[Stored items]
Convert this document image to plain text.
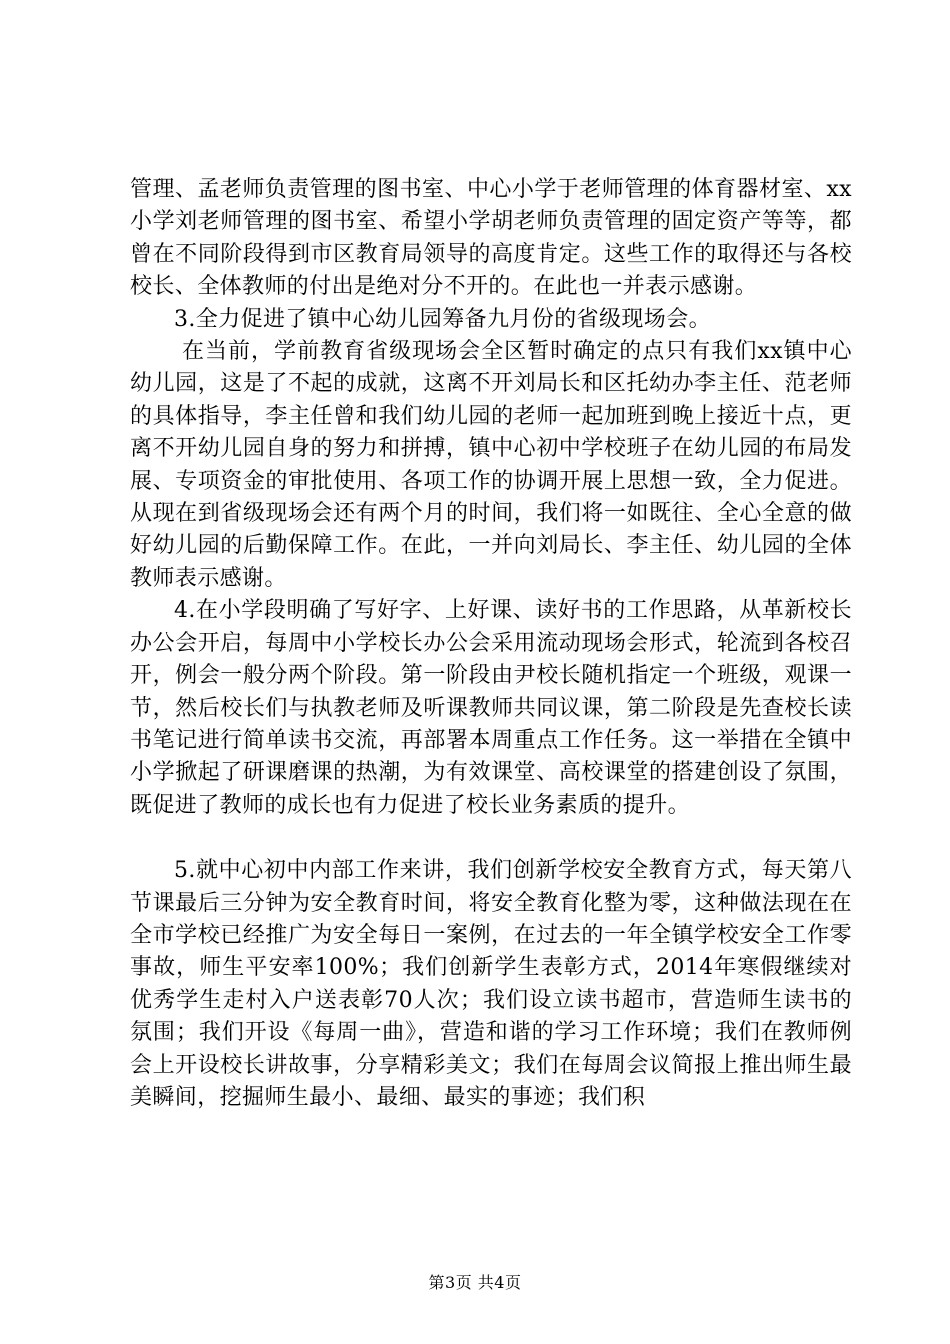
管理、孟老师负责管理的图书室、中心小学于老师管理的体育器材室、xx小学刘老师管理的图书室、希望小学胡老师负责管理的固定资产等等，都曾在不同阶段得到市区教育局领导的高度肯定。这些工作的取得还与各校校长、全体教师的付出是绝对分不开的。在此也一并表示感谢。

3.全力促进了镇中心幼儿园筹备九月份的省级现场会。

在当前，学前教育省级现场会全区暂时确定的点只有我们xx镇中心幼儿园，这是了不起的成就，这离不开刘局长和区托幼办李主任、范老师的具体指导，李主任曾和我们幼儿园的老师一起加班到晚上接近十点，更离不开幼儿园自身的努力和拼搏，镇中心初中学校班子在幼儿园的布局发展、专项资金的审批使用、各项工作的协调开展上思想一致，全力促进。从现在到省级现场会还有两个月的时间，我们将一如既往、全心全意的做好幼儿园的后勤保障工作。在此，一并向刘局长、李主任、幼儿园的全体教师表示感谢。

4.在小学段明确了写好字、上好课、读好书的工作思路，从革新校长办公会开启，每周中小学校长办公会采用流动现场会形式，轮流到各校召开，例会一般分两个阶段。第一阶段由尹校长随机指定一个班级，观课一节，然后校长们与执教老师及听课教师共同议课，第二阶段是先查校长读书笔记进行简单读书交流，再部署本周重点工作任务。这一举措在全镇中小学掀起了研课磨课的热潮，为有效课堂、高校课堂的搭建创设了氛围，既促进了教师的成长也有力促进了校长业务素质的提升。

5.就中心初中内部工作来讲，我们创新学校安全教育方式，每天第八节课最后三分钟为安全教育时间，将安全教育化整为零，这种做法现在在全市学校已经推广为安全每日一案例，在过去的一年全镇学校安全工作零事故，师生平安率100%；我们创新学生表彰方式，2014年寒假继续对优秀学生走村入户送表彰70人次；我们设立读书超市，营造师生读书的氛围；我们开设《每周一曲》，营造和谐的学习工作环境；我们在教师例会上开设校长讲故事，分享精彩美文；我们在每周会议简报上推出师生最美瞬间，挖掘师生最小、最细、最实的事迹；我们积

第3页 共4页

## Your objective
Exclude the images, then output the data above word for word.

## Response to the exercise
Convert this document image to plain text.
管理、孟老师负责管理的图书室、中心小学于老师管理的体育器材室、xx小学刘老师管理的图书室、希望小学胡老师负责管理的固定资产等等，都曾在不同阶段得到市区教育局领导的高度肯定。这些工作的取得还与各校校长、全体教师的付出是绝对分不开的。在此也一并表示感谢。

3.全力促进了镇中心幼儿园筹备九月份的省级现场会。

在当前，学前教育省级现场会全区暂时确定的点只有我们xx镇中心幼儿园，这是了不起的成就，这离不开刘局长和区托幼办李主任、范老师的具体指导，李主任曾和我们幼儿园的老师一起加班到晚上接近十点，更离不开幼儿园自身的努力和拼搏，镇中心初中学校班子在幼儿园的布局发展、专项资金的审批使用、各项工作的协调开展上思想一致，全力促进。从现在到省级现场会还有两个月的时间，我们将一如既往、全心全意的做好幼儿园的后勤保障工作。在此，一并向刘局长、李主任、幼儿园的全体教师表示感谢。

4.在小学段明确了写好字、上好课、读好书的工作思路，从革新校长办公会开启，每周中小学校长办公会采用流动现场会形式，轮流到各校召开，例会一般分两个阶段。第一阶段由尹校长随机指定一个班级，观课一节，然后校长们与执教老师及听课教师共同议课，第二阶段是先查校长读书笔记进行简单读书交流，再部署本周重点工作任务。这一举措在全镇中小学掀起了研课磨课的热潮，为有效课堂、高校课堂的搭建创设了氛围，既促进了教师的成长也有力促进了校长业务素质的提升。

5.就中心初中内部工作来讲，我们创新学校安全教育方式，每天第八节课最后三分钟为安全教育时间，将安全教育化整为零，这种做法现在在全市学校已经推广为安全每日一案例，在过去的一年全镇学校安全工作零事故，师生平安率100%；我们创新学生表彰方式，2014年寒假继续对优秀学生走村入户送表彰70人次；我们设立读书超市，营造师生读书的氛围；我们开设《每周一曲》，营造和谐的学习工作环境；我们在教师例会上开设校长讲故事，分享精彩美文；我们在每周会议简报上推出师生最美瞬间，挖掘师生最小、最细、最实的事迹；我们积

第3页 共4页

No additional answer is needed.